• [Supplied information]:
┏━━

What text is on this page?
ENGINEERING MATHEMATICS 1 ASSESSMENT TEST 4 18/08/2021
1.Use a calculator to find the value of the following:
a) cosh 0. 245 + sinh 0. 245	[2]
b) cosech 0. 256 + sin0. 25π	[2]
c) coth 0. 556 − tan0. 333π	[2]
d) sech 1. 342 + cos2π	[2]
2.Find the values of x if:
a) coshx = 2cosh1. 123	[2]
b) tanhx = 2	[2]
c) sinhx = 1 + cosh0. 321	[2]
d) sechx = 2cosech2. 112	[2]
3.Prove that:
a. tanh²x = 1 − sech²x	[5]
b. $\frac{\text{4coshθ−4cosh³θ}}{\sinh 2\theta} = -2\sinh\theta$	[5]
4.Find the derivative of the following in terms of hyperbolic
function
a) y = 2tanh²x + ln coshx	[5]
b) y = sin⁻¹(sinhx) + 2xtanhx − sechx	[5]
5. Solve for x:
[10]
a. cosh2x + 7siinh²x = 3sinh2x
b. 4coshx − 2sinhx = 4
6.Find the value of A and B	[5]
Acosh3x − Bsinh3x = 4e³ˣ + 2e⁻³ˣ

┗━━

• [Given instruction]: Look through the entries above and list every line containing "sechx".

• [Task output]:
d) sechx = 2cosech2. 112	[2]
b) y = sin⁻¹(sinhx) + 2xtanhx − sechx	[5]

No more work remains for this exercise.